#### YOUR INSTRUCTIONS
Go through the lines below and copy each one that holds the string "completely".

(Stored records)

▶

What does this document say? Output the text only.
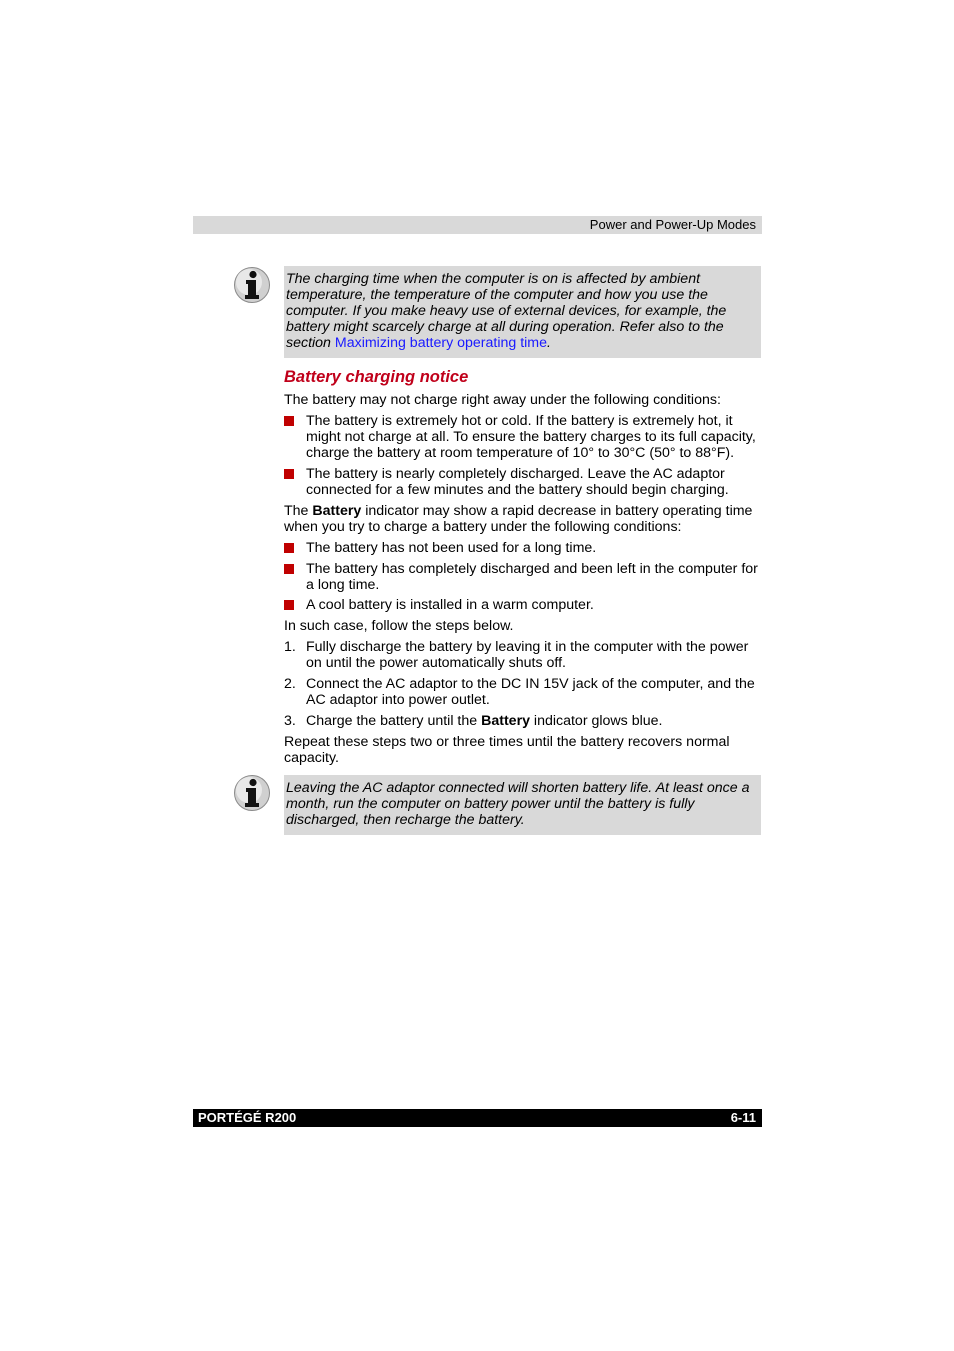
Power and Power-Up Modes
The charging time when the computer is on is affected by ambient temperature, the temperature of the computer and how you use the computer. If you make heavy use of external devices, for example, the battery might scarcely charge at all during operation. Refer also to the section Maximizing battery operating time.
Battery charging notice

The battery may not charge right away under the following conditions:

The battery is extremely hot or cold. If the battery is extremely hot, it might not charge at all. To ensure the battery charges to its full capacity, charge the battery at room temperature of 10° to 30°C (50° to 88°F).
The battery is nearly completely discharged. Leave the AC adaptor connected for a few minutes and the battery should begin charging.

The Battery indicator may show a rapid decrease in battery operating time when you try to charge a battery under the following conditions:

The battery has not been used for a long time.
The battery has completely discharged and been left in the computer for a long time.
A cool battery is installed in a warm computer.

In such case, follow the steps below.

1. Fully discharge the battery by leaving it in the computer with the power on until the power automatically shuts off.
2. Connect the AC adaptor to the DC IN 15V jack of the computer, and the AC adaptor into power outlet.
3. Charge the battery until the Battery indicator glows blue.

Repeat these steps two or three times until the battery recovers normal capacity.

Leaving the AC adaptor connected will shorten battery life. At least once a month, run the computer on battery power until the battery is fully discharged, then recharge the battery.
PORTÉGÉ R200	6-11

◀

#### ANSWER TO THIS TASK
The battery is nearly completely discharged. Leave the AC adaptor connected for a few minutes and the battery should begin charging.
The battery has completely discharged and been left in the computer for a long time.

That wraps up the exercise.